Given request
Output each line of the material exactly as it stands.

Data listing
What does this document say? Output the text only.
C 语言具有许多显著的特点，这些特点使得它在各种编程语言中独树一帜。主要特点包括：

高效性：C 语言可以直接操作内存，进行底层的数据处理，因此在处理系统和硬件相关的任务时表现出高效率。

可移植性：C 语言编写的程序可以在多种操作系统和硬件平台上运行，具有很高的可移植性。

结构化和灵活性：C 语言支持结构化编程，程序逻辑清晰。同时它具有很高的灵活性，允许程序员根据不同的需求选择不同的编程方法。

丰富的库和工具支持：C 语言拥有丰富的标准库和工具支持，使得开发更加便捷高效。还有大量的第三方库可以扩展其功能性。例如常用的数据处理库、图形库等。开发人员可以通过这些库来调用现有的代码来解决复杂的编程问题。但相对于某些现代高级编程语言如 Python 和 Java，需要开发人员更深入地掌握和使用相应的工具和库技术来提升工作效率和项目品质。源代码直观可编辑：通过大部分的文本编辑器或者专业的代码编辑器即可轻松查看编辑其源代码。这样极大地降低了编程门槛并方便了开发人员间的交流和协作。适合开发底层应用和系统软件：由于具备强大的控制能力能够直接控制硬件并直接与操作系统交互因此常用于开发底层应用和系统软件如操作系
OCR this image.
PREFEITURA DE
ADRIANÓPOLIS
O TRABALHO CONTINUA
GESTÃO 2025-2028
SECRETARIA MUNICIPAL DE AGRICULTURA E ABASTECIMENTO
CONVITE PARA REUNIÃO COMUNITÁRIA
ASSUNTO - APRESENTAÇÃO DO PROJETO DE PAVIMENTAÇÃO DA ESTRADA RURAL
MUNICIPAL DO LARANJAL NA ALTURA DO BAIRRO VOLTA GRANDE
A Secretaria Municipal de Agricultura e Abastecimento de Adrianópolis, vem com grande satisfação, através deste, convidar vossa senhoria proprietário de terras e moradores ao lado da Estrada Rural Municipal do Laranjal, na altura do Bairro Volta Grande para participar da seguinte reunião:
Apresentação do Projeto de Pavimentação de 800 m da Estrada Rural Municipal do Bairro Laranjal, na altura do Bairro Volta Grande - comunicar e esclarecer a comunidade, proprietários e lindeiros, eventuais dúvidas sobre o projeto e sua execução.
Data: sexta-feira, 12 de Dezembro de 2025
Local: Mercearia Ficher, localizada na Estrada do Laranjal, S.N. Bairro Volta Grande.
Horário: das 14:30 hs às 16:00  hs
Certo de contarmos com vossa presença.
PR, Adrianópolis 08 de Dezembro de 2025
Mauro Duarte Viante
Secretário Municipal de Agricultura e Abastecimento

Problem solution
What does this document say? Output the text only.
C 语言具有许多显著的特点，这些特点使得它在各种编程语言中独树一帜。主要特点包括：

高效性：C 语言可以直接操作内存，进行底层的数据处理，因此在处理系统和硬件相关的任务时表现出高效率。

可移植性：C 语言编写的程序可以在多种操作系统和硬件平台上运行，具有很高的可移植性。

结构化和灵活性：C 语言支持结构化编程，程序逻辑清晰。同时它具有很高的灵活性，允许程序员根据不同的需求选择不同的编程方法。

丰富的库和工具支持：C 语言拥有丰富的标准库和工具支持，使得开发更加便捷高效。还有大量的第三方库可以扩展其功能性。例如常用的数据处理库、图形库等。开发人员可以通过这些库来调用现有的代码来解决复杂的编程问题。但相对于某些现代高级编程语言如 Python 和 Java，需要开发人员更深入地掌握和使用相应的工具和库技术来提升工作效率和项目品质。源代码直观可编辑：通过大部分的文本编辑器或者专业的代码编辑器即可轻松查看编辑其源代码。这样极大地降低了编程门槛并方便了开发人员间的交流和协作。适合开发底层应用和系统软件：由于具备强大的控制能力能够直接控制硬件并直接与操作系统交互因此常用于开发底层应用和系统软件如操作系
OCR this image.
PREFEITURA DE
ADRIANÓPOLIS
O TRABALHO CONTINUA
GESTÃO 2025-2028
SECRETARIA MUNICIPAL DE AGRICULTURA E ABASTECIMENTO
CONVITE PARA REUNIÃO COMUNITÁRIA
ASSUNTO - APRESENTAÇÃO DO PROJETO DE PAVIMENTAÇÃO DA ESTRADA RURAL
MUNICIPAL DO LARANJAL NA ALTURA DO BAIRRO VOLTA GRANDE
A Secretaria Municipal de Agricultura e Abastecimento de Adrianópolis, vem com grande satisfação, através deste, convidar vossa senhoria proprietário de terras e moradores ao lado da Estrada Rural Municipal do Laranjal, na altura do Bairro Volta Grande para participar da seguinte reunião:
Apresentação do Projeto de Pavimentação de 800 m da Estrada Rural Municipal do Bairro Laranjal, na altura do Bairro Volta Grande - comunicar e esclarecer a comunidade, proprietários e lindeiros, eventuais dúvidas sobre o projeto e sua execução.
Data: sexta-feira, 12 de Dezembro de 2025
Local: Mercearia Ficher, localizada na Estrada do Laranjal, S.N. Bairro Volta Grande.
Horário: das 14:30 hs às 16:00  hs
Certo de contarmos com vossa presença.
PR, Adrianópolis 08 de Dezembro de 2025
Mauro Duarte Viante
Secretário Municipal de Agricultura e Abastecimento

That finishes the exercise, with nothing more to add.